Print the lines exactly as they appear, from the first line of the records through the line that contains "bar-subtype3-G2: [738, 196, 786, 322]", with that line included.

Start of Input material

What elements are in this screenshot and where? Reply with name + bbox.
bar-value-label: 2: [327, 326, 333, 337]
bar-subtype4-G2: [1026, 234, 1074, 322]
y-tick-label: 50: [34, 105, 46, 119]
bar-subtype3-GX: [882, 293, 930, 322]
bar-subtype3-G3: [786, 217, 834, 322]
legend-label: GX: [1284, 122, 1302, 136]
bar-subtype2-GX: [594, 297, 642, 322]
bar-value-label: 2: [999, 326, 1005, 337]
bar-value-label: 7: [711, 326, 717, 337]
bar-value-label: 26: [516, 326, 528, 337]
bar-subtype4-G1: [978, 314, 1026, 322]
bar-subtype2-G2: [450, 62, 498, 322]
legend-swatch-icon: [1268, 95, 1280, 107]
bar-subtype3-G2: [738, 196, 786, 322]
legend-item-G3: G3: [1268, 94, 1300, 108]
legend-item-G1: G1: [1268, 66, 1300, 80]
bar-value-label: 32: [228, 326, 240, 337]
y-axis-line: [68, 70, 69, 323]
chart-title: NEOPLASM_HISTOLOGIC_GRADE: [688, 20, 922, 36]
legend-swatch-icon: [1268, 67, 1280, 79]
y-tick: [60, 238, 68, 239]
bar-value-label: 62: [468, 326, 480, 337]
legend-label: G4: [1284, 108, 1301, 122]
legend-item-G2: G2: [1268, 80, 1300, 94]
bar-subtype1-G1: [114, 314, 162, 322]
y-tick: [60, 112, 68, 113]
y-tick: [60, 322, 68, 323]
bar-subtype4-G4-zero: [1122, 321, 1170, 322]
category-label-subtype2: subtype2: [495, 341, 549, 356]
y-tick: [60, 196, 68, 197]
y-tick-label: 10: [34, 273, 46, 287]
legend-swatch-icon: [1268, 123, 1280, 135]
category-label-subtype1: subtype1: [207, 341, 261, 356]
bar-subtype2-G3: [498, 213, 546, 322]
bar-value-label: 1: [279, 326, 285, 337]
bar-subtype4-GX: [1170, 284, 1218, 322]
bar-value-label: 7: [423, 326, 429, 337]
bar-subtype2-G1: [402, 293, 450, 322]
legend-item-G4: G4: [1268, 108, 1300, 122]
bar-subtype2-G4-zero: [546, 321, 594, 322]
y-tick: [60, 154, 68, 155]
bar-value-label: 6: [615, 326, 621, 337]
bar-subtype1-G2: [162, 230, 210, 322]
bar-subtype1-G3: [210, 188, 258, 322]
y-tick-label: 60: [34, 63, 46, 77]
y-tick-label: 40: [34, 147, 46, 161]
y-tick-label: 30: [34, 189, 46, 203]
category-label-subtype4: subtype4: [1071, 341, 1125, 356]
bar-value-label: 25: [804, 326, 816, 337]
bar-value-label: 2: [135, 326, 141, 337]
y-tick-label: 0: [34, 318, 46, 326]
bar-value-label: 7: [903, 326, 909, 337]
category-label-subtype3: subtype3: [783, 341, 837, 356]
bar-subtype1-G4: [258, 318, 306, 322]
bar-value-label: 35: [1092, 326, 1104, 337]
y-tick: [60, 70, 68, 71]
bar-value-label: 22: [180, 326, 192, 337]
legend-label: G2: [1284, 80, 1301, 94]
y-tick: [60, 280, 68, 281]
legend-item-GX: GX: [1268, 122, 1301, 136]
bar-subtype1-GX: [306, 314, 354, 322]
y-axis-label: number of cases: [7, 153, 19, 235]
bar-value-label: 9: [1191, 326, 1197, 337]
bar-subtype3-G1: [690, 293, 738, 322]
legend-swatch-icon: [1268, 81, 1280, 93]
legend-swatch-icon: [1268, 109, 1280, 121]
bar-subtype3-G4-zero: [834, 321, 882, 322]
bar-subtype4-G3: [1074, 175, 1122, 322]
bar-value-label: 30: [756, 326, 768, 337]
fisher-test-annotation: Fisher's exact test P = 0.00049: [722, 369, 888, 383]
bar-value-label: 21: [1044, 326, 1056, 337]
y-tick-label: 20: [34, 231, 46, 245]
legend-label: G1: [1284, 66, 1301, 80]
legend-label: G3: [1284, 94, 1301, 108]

End of Input material

**Result for this task**
What elements are in this screenshot and where? Reply with name + bbox.
bar-value-label: 2: [327, 326, 333, 337]
bar-subtype4-G2: [1026, 234, 1074, 322]
y-tick-label: 50: [34, 105, 46, 119]
bar-subtype3-GX: [882, 293, 930, 322]
bar-subtype3-G3: [786, 217, 834, 322]
legend-label: GX: [1284, 122, 1302, 136]
bar-subtype2-GX: [594, 297, 642, 322]
bar-value-label: 2: [999, 326, 1005, 337]
bar-value-label: 7: [711, 326, 717, 337]
bar-value-label: 26: [516, 326, 528, 337]
bar-subtype4-G1: [978, 314, 1026, 322]
bar-subtype2-G2: [450, 62, 498, 322]
legend-swatch-icon: [1268, 95, 1280, 107]
bar-subtype3-G2: [738, 196, 786, 322]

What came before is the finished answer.